**Work order A**:
Say whether each statement agrees with the Shiny thread, answering yes or no and quoting the deciding words of the text: (i) The reply filters the data in a reactive function rather than inside the render outputs. (ii) The asker's attempt produced the error 'object 'op1' not found'. (iii) The DataTables link is offered as a possible answer to the question about loading a .csv file.
**Work order B**:
Copy word for word the passage of the Shiny thread starting with "Edgar - this" and going on through "all your help.".

Basic shiny in R markdown question

Trying to do just some very basic things w/ shiny in R markdown - my question is, can I create an object in one output section and reference it in another output section to avoid re-writing code? I tried doing something like the below, but got the error: 'object 'op1' not found' which I take to mean that objects created in one output block can't be referenced in another?

--Tried this in the server section and didn't work

server <- function(input, output){
  output$data <- renderTable({
     op1 <- mtcars %>% filter(cyl == input$cyl)
  })
  
  
  output$data2 <- renderTable({
    op1 %>%  summarise(mean_wt = mean(wt))
  })

--Actual code

library(shiny)
#> Warning: package 'shiny' was built under R version 3.3.3
library(dplyr)
#> Warning: package 'dplyr' was built under R version 3.3.3
#> 
#> Attaching package: 'dplyr'
#> The following objects are masked from 'package:stats':
#> 
#>     filter, lag
#> The following objects are masked from 'package:base':
#> 
#>     intersect, setdiff, setequal, union
mtcars <- mtcars


ui <- fluidPage(
  selectInput(inputId = "cyl",
              label = "Select Cyl",
              choices = unique(mtcars$cyl)),
  tableOutput("data"),
  tableOutput("data2")
  
)



server <- function(input, output){
  output$data <- renderTable({
     mtcars %>% filter(cyl == input$cyl)
  })
  
  
  output$data2 <- renderTable({
    mtcars %>% filter(cyl == input$cyl) %>%  summarise(mean_wt = mean(wt))
  })
    
}    


shinyApp(ui = ui, server = server)

Hi @romanb333, what I've done is operate the filter outside of the "render" outputs. This is done in a reactive function:

server <- function(input, output){

  op1 <-  reactive({
    mtcars %>% filter(cyl == input$cyl)
  })

  output$data <- renderTable({
     op1()
  })
  
  
  output$data2 <- renderTable({
    op1()  
      %>%  summarise(mean_wt = mean(wt))
  })

Please notice that op1() becomes a function, so you have to call it as a function (using parenthesis), that was the biggest leap for me yesterday when I was trying to figure out how to accomplish this as well!

Edgar - this is perfect, thank you so much!!

Curious about a few more things:

--is it possible to 'freeze panes' like in excel? i.e. make it so that you can still see column headers when you scroll down a table?

--is it possible to disable the vertical scrollbar that renders with a table?

--how can I upload a reprex and allow the user to load the data I have if it's from a source outside of R? i.e. if I have a .csv stored on my local machine, R loads it from my working directory, but how can someone on this site access that file?

Thanks again for all your help.

Hi @romanb333, you're welcome!

There are several options for placing a table in a Shiny app, for what you're describing, I would encourage you to take a look at DataTables: http://rstudio.github.io/DT/ , I think this may cover your second question, please let me know if it doesn't.

For the file question, I think what you're asking about is how Shiny handles a file dependency that it's outside of the app. Where are you planning to publish to? shinyapps.io?

Hi @edgararuiz - thanks, I'll take a look at the datatable options. Re the file question, it wasn't necessarily a shiny specific question, just more related to how can I make sure that someone can reproduce my environment with all the objects I've created etc... if the data source isn't on their local machine? I know how to provide a reprex, but I'm a bit confused as to how someone would be able to run that and reproduce my environment if they don't have access to the .csv I loaded the data from, for example i.e. the file lives in my working directory so the code works on my machine, but the reference to that file in my code would error out on someone else's right? Hope that's a bit clearer, thanks again.

I see, check out these articles and let me know if they answer your question: http://shiny.rstudio.com/articles/deployment-local.html, http://shiny.rstudio.com/articles/#deployment

Yeah, this is what I was looking for. Thanks again!

**Excerpted records**:
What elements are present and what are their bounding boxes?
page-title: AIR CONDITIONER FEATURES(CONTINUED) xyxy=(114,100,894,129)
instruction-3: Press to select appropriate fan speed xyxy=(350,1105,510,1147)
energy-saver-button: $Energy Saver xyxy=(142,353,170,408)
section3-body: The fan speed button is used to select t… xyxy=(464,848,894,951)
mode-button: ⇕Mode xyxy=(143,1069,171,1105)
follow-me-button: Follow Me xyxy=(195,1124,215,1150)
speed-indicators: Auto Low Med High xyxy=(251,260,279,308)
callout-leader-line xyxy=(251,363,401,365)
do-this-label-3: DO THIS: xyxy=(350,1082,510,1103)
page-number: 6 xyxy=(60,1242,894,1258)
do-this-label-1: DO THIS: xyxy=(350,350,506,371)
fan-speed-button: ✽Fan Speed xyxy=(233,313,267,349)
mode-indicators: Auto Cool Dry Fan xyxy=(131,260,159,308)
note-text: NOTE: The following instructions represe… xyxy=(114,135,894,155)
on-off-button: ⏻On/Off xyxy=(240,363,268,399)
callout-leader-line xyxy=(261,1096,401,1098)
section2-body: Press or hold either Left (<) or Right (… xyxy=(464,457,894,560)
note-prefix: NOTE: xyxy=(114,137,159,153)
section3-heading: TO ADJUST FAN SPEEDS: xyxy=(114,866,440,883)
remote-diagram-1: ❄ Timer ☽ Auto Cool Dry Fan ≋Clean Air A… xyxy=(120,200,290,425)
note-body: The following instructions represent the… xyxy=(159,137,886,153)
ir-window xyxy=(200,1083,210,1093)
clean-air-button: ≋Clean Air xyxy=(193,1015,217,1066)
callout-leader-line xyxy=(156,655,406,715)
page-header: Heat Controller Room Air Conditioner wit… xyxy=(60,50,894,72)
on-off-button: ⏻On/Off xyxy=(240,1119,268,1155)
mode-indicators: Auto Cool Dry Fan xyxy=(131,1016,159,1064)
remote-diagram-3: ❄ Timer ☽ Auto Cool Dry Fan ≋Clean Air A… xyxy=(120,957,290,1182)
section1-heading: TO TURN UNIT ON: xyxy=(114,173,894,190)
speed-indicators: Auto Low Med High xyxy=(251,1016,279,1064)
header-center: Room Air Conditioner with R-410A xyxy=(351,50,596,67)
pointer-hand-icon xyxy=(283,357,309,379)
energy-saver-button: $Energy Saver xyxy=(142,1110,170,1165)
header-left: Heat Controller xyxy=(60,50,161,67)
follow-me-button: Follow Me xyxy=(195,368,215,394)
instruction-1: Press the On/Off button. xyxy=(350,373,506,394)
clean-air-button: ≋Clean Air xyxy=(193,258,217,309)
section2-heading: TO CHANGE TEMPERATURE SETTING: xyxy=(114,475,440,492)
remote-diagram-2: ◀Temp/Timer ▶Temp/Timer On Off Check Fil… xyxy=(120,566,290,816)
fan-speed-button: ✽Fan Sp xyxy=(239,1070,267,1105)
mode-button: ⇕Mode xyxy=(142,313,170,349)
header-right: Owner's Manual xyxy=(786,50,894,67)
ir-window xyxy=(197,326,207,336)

**Response A**:
(i) Yes: "what I've done is operate the filter outside of the "render" outputs. This is done in a reactive function:"
(ii) Yes: "got the error: 'object 'op1' not found'"
(iii) No: "I think this may cover your second question"

**Response B**:
Edgar - this is perfect, thank you so much!!

Curious about a few more things:

--is it possible to 'freeze panes' like in excel? i.e. make it so that you can still see column headers when you scroll down a table?

--is it possible to disable the vertical scrollbar that renders with a table?

--how can I upload a reprex and allow the user to load the data I have if it's from a source outside of R? i.e. if I have a .csv stored on my local machine, R loads it from my working directory, but how can someone on this site access that file?

Thanks again for all your help.